Input rows:
------------

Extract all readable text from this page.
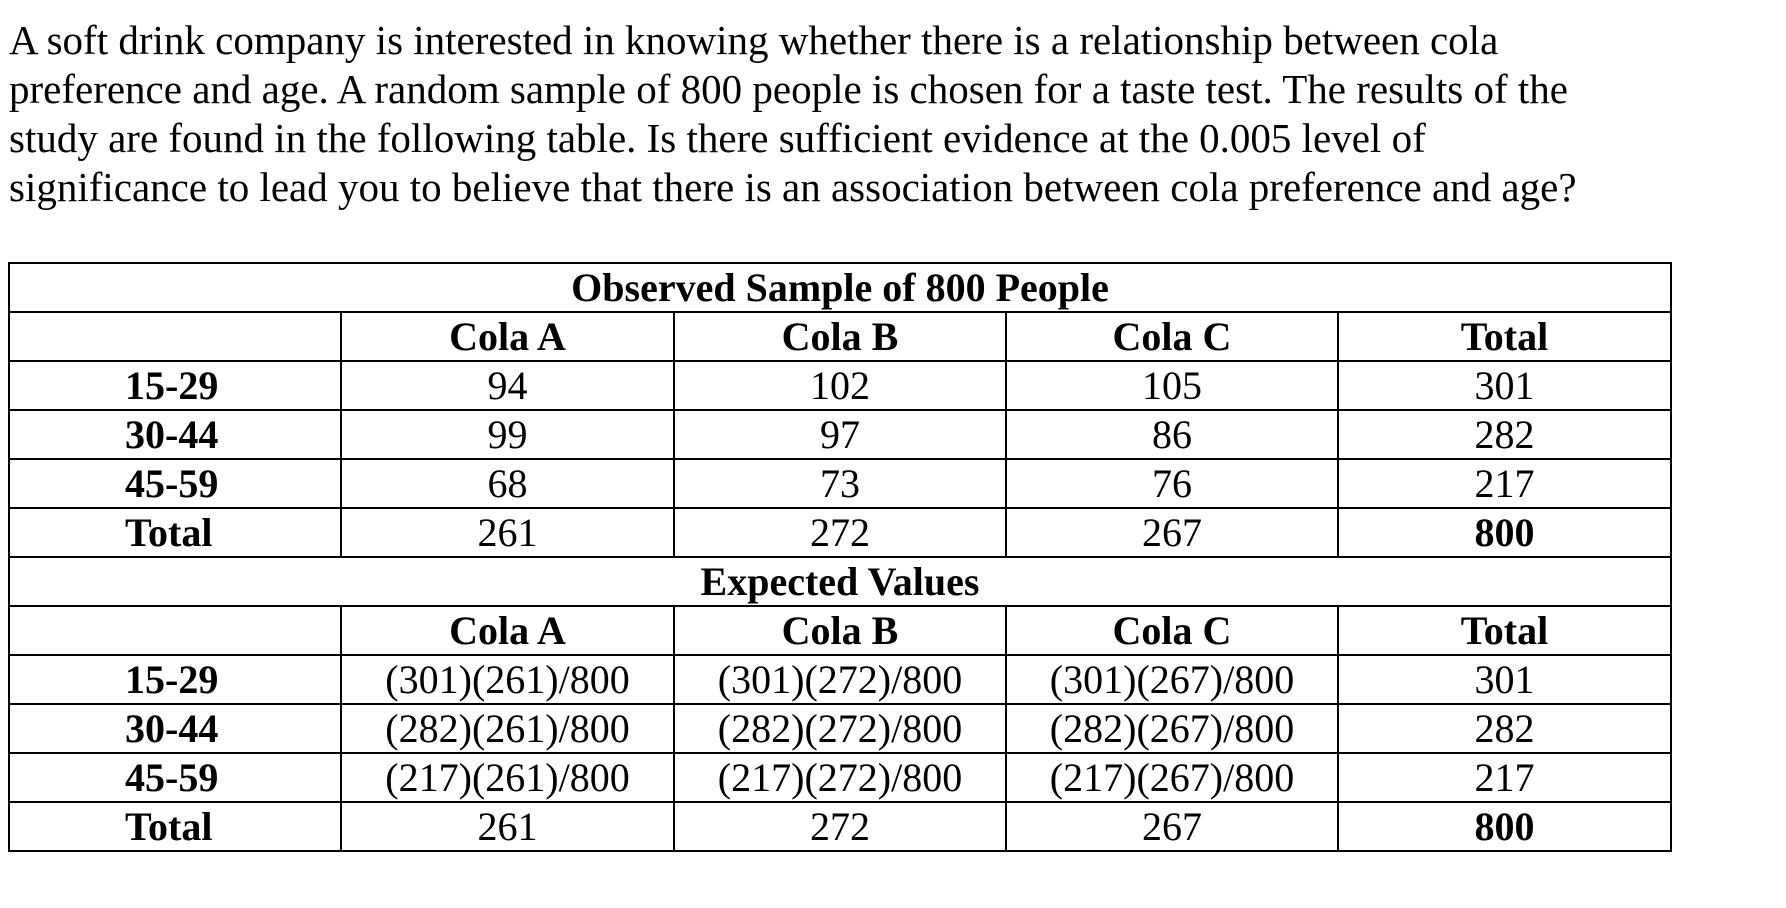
A soft drink company is interested in knowing whether there is a relationship between cola
preference and age. A random sample of 800 people is chosen for a taste test. The results of the
study are found in the following table. Is there sufficient evidence at the 0.005 level of
significance to lead you to believe that there is an association between cola preference and age?
Observed Sample of 800 People				
	Cola A	Cola B	Cola C	Total
15-29	94	102	105	301
30-44	99	97	86	282
45-59	68	73	76	217
Total	261	272	267	800
Expected Values				
	Cola A	Cola B	Cola C	Total
15-29	(301)(261)/800	(301)(272)/800	(301)(267)/800	301
30-44	(282)(261)/800	(282)(272)/800	(282)(267)/800	282
45-59	(217)(261)/800	(217)(272)/800	(217)(267)/800	217
Total	261	272	267	800
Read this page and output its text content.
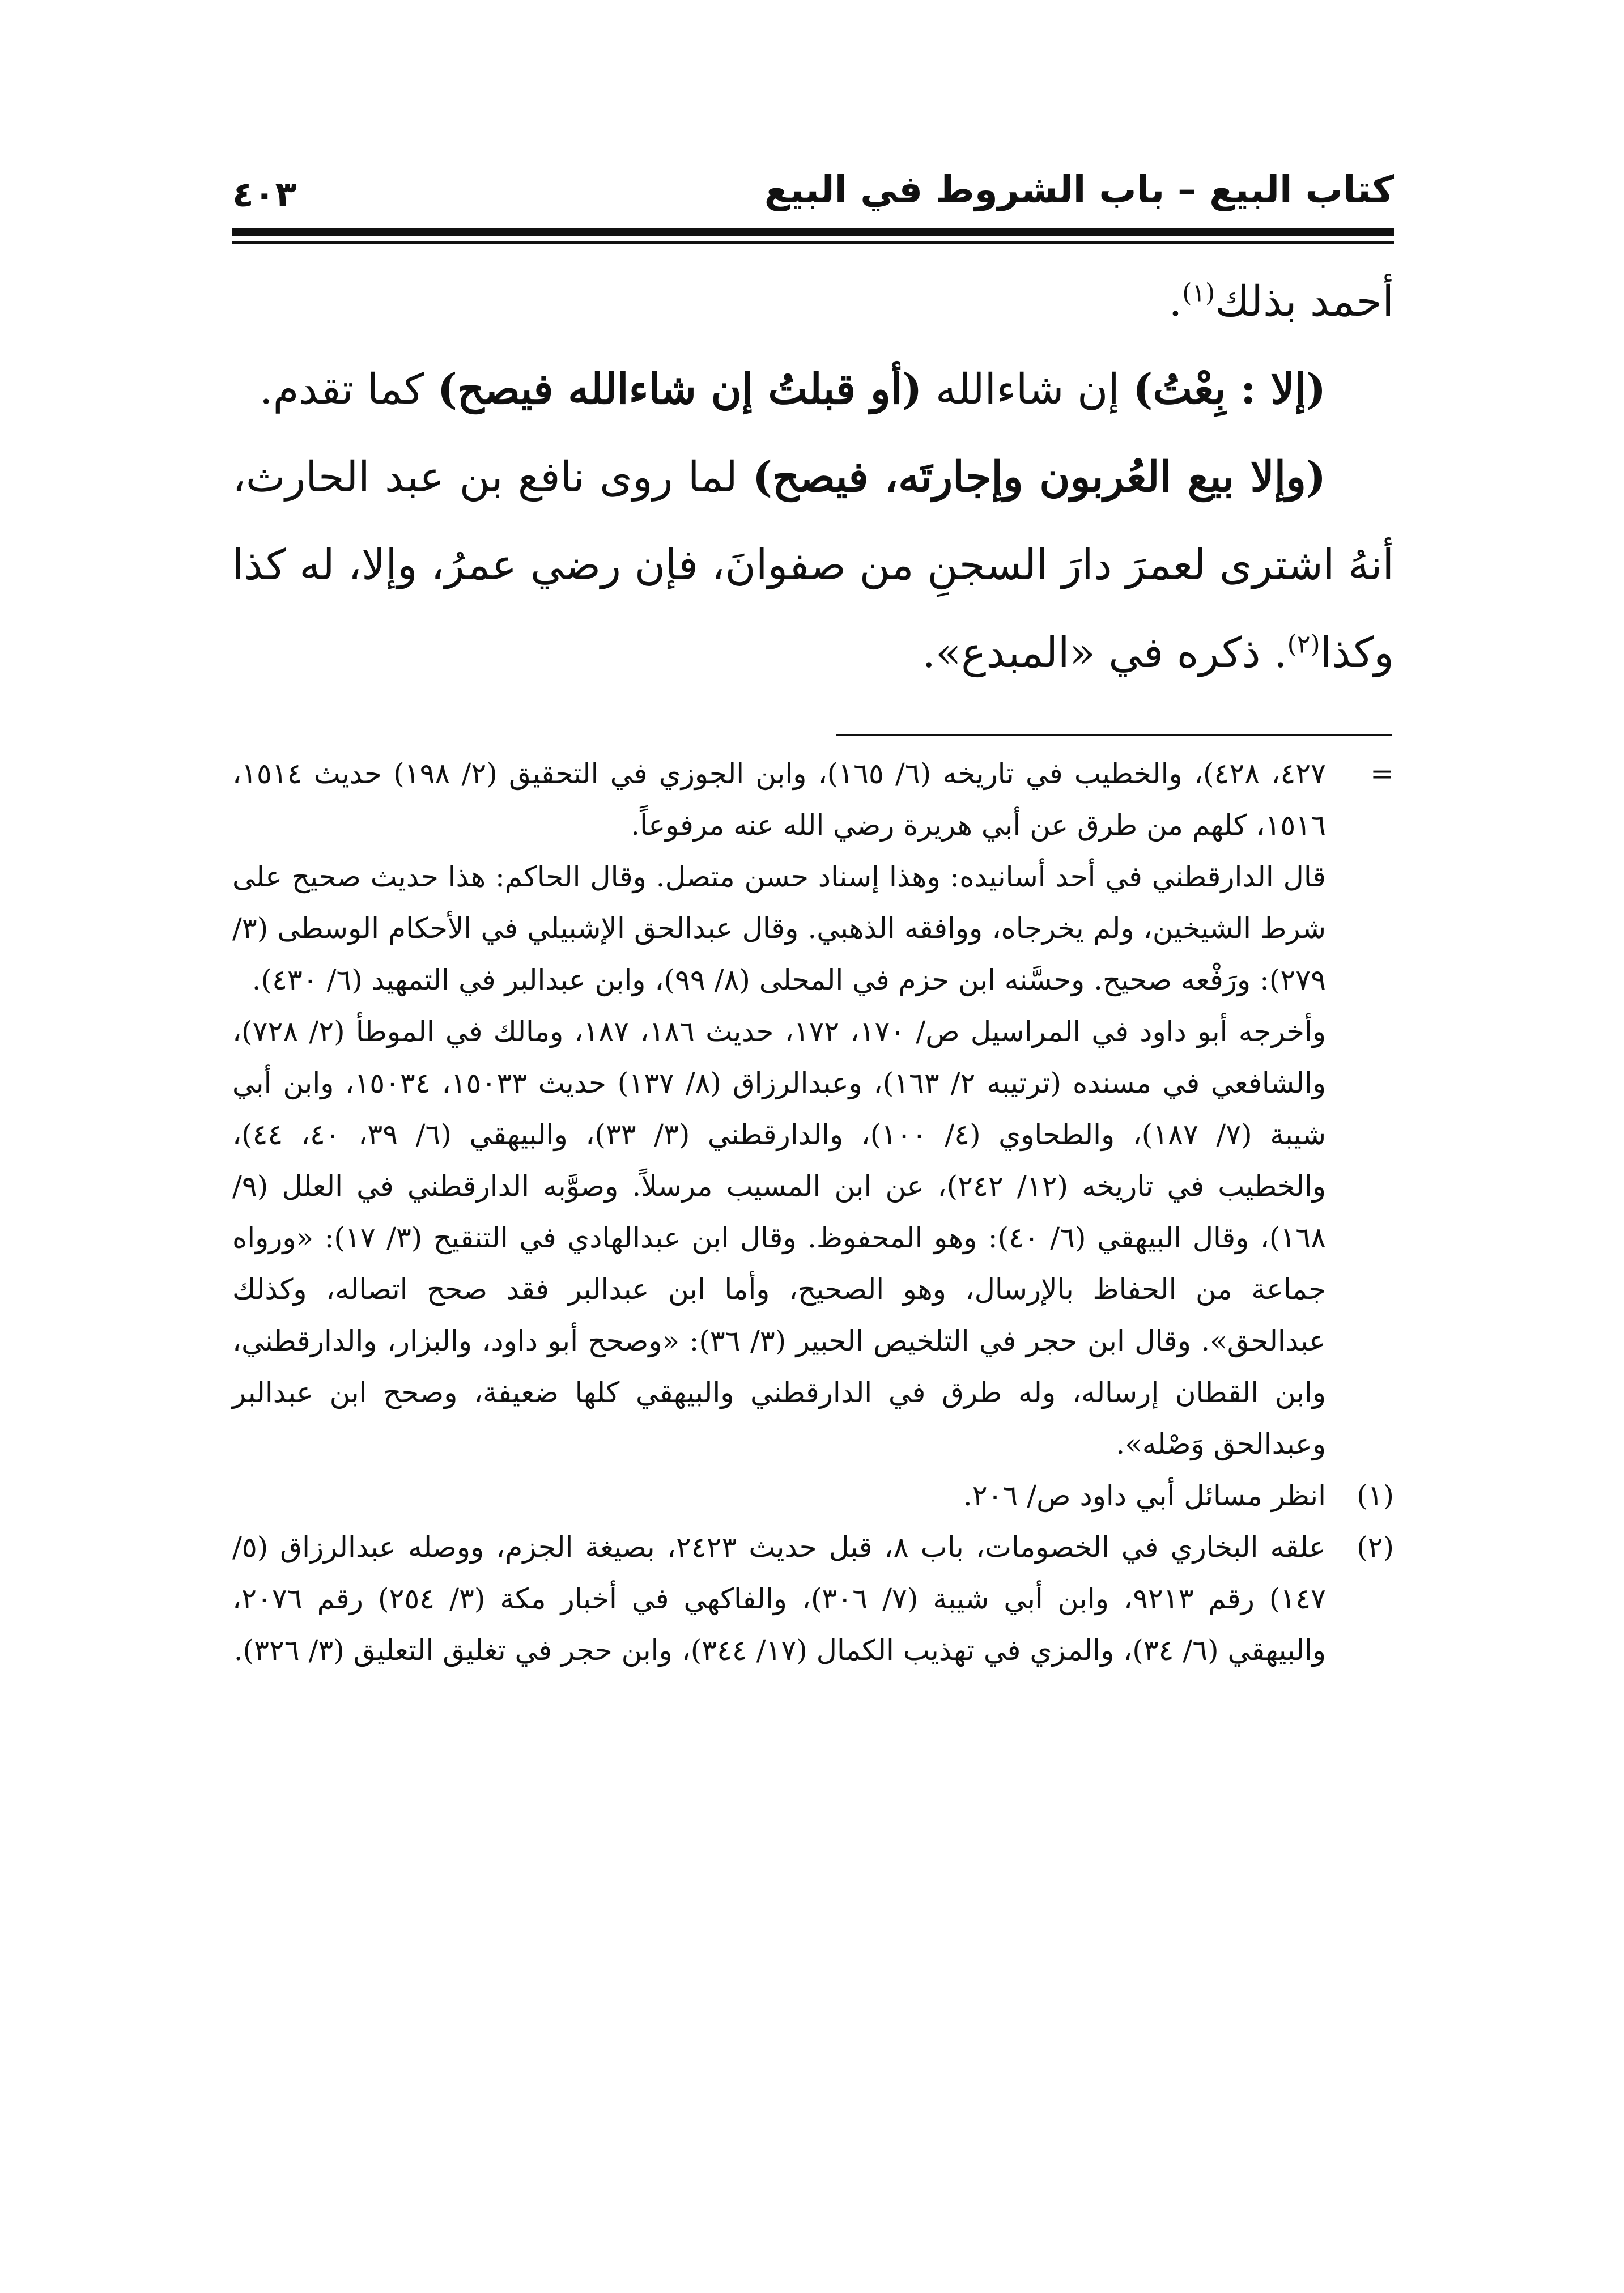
كتاب البيع – باب الشروط في البيع
٤٠٣

أحمد بذلك$^{(١)}$.

(إلا : بِعْتُ) إن شاءالله (أو قبلتُ إن شاءالله فيصح) كما تقدم.

(وإلا بيع العُربون وإجارتَه، فيصح) لما روى نافع بن عبد الحارث، أنهُ اشترى لعمرَ دارَ السجنِ من صفوانَ، فإن رضي عمرُ، وإلا، له كذا وكذا$^{(٢)}$. ذكره في «المبدع».

=

٤٢٧، ٤٢٨)، والخطيب في تاريخه (٦/ ١٦٥)، وابن الجوزي في التحقيق (٢/ ١٩٨) حديث ١٥١٤، ١٥١٦، كلهم من طرق عن أبي هريرة رضي الله عنه مرفوعاً.

قال الدارقطني في أحد أسانيده: وهذا إسناد حسن متصل. وقال الحاكم: هذا حديث صحيح على شرط الشيخين، ولم يخرجاه، ووافقه الذهبي. وقال عبدالحق الإشبيلي في الأحكام الوسطى (٣/ ٢٧٩): ورَفْعه صحيح. وحسَّنه ابن حزم في المحلى (٨/ ٩٩)، وابن عبدالبر في التمهيد (٦/ ٤٣٠).

وأخرجه أبو داود في المراسيل ص/ ١٧٠، ١٧٢، حديث ١٨٦، ١٨٧، ومالك في الموطأ (٢/ ٧٢٨)، والشافعي في مسنده (ترتيبه ٢/ ١٦٣)، وعبدالرزاق (٨/ ١٣٧) حديث ١٥٠٣٣، ١٥٠٣٤، وابن أبي شيبة (٧/ ١٨٧)، والطحاوي (٤/ ١٠٠)، والدارقطني (٣/ ٣٣)، والبيهقي (٦/ ٣٩، ٤٠، ٤٤)، والخطيب في تاريخه (١٢/ ٢٤٢)، عن ابن المسيب مرسلاً. وصوَّبه الدارقطني في العلل (٩/ ١٦٨)، وقال البيهقي (٦/ ٤٠): وهو المحفوظ. وقال ابن عبدالهادي في التنقيح (٣/ ١٧): «ورواه جماعة من الحفاظ بالإرسال، وهو الصحيح، وأما ابن عبدالبر فقد صحح اتصاله، وكذلك عبدالحق». وقال ابن حجر في التلخيص الحبير (٣/ ٣٦): «وصحح أبو داود، والبزار، والدارقطني، وابن القطان إرساله، وله طرق في الدارقطني والبيهقي كلها ضعيفة، وصحح ابن عبدالبر وعبدالحق وَصْله».

(١)

انظر مسائل أبي داود ص/ ٢٠٦.

(٢)

علقه البخاري في الخصومات، باب ٨، قبل حديث ٢٤٢٣، بصيغة الجزم، ووصله عبدالرزاق (٥/ ١٤٧) رقم ٩٢١٣، وابن أبي شيبة (٧/ ٣٠٦)، والفاكهي في أخبار مكة (٣/ ٢٥٤) رقم ٢٠٧٦، والبيهقي (٦/ ٣٤)، والمزي في تهذيب الكمال (١٧/ ٣٤٤)، وابن حجر في تغليق التعليق (٣/ ٣٢٦).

------------

Task: Excluding the pictures, reproduce every entry exactly as given.

Expected answer:
Extract all readable text from this page.
A soft drink company is interested in knowing whether there is a relationship between cola
preference and age. A random sample of 800 people is chosen for a taste test. The results of the
study are found in the following table. Is there sufficient evidence at the 0.005 level of
significance to lead you to believe that there is an association between cola preference and age?
Observed Sample of 800 People				
	Cola A	Cola B	Cola C	Total
15-29	94	102	105	301
30-44	99	97	86	282
45-59	68	73	76	217
Total	261	272	267	800
Expected Values				
	Cola A	Cola B	Cola C	Total
15-29	(301)(261)/800	(301)(272)/800	(301)(267)/800	301
30-44	(282)(261)/800	(282)(272)/800	(282)(267)/800	282
45-59	(217)(261)/800	(217)(272)/800	(217)(267)/800	217
Total	261	272	267	800
Read this page and output its text content.
كتاب البيع – باب الشروط في البيع
٤٠٣

أحمد بذلك$^{(١)}$.

(إلا : بِعْتُ) إن شاءالله (أو قبلتُ إن شاءالله فيصح) كما تقدم.

(وإلا بيع العُربون وإجارتَه، فيصح) لما روى نافع بن عبد الحارث، أنهُ اشترى لعمرَ دارَ السجنِ من صفوانَ، فإن رضي عمرُ، وإلا، له كذا وكذا$^{(٢)}$. ذكره في «المبدع».

=

٤٢٧، ٤٢٨)، والخطيب في تاريخه (٦/ ١٦٥)، وابن الجوزي في التحقيق (٢/ ١٩٨) حديث ١٥١٤، ١٥١٦، كلهم من طرق عن أبي هريرة رضي الله عنه مرفوعاً.

قال الدارقطني في أحد أسانيده: وهذا إسناد حسن متصل. وقال الحاكم: هذا حديث صحيح على شرط الشيخين، ولم يخرجاه، ووافقه الذهبي. وقال عبدالحق الإشبيلي في الأحكام الوسطى (٣/ ٢٧٩): ورَفْعه صحيح. وحسَّنه ابن حزم في المحلى (٨/ ٩٩)، وابن عبدالبر في التمهيد (٦/ ٤٣٠).

وأخرجه أبو داود في المراسيل ص/ ١٧٠، ١٧٢، حديث ١٨٦، ١٨٧، ومالك في الموطأ (٢/ ٧٢٨)، والشافعي في مسنده (ترتيبه ٢/ ١٦٣)، وعبدالرزاق (٨/ ١٣٧) حديث ١٥٠٣٣، ١٥٠٣٤، وابن أبي شيبة (٧/ ١٨٧)، والطحاوي (٤/ ١٠٠)، والدارقطني (٣/ ٣٣)، والبيهقي (٦/ ٣٩، ٤٠، ٤٤)، والخطيب في تاريخه (١٢/ ٢٤٢)، عن ابن المسيب مرسلاً. وصوَّبه الدارقطني في العلل (٩/ ١٦٨)، وقال البيهقي (٦/ ٤٠): وهو المحفوظ. وقال ابن عبدالهادي في التنقيح (٣/ ١٧): «ورواه جماعة من الحفاظ بالإرسال، وهو الصحيح، وأما ابن عبدالبر فقد صحح اتصاله، وكذلك عبدالحق». وقال ابن حجر في التلخيص الحبير (٣/ ٣٦): «وصحح أبو داود، والبزار، والدارقطني، وابن القطان إرساله، وله طرق في الدارقطني والبيهقي كلها ضعيفة، وصحح ابن عبدالبر وعبدالحق وَصْله».

(١)

انظر مسائل أبي داود ص/ ٢٠٦.

(٢)

علقه البخاري في الخصومات، باب ٨، قبل حديث ٢٤٢٣، بصيغة الجزم، ووصله عبدالرزاق (٥/ ١٤٧) رقم ٩٢١٣، وابن أبي شيبة (٧/ ٣٠٦)، والفاكهي في أخبار مكة (٣/ ٢٥٤) رقم ٢٠٧٦، والبيهقي (٦/ ٣٤)، والمزي في تهذيب الكمال (١٧/ ٣٤٤)، وابن حجر في تغليق التعليق (٣/ ٣٢٦).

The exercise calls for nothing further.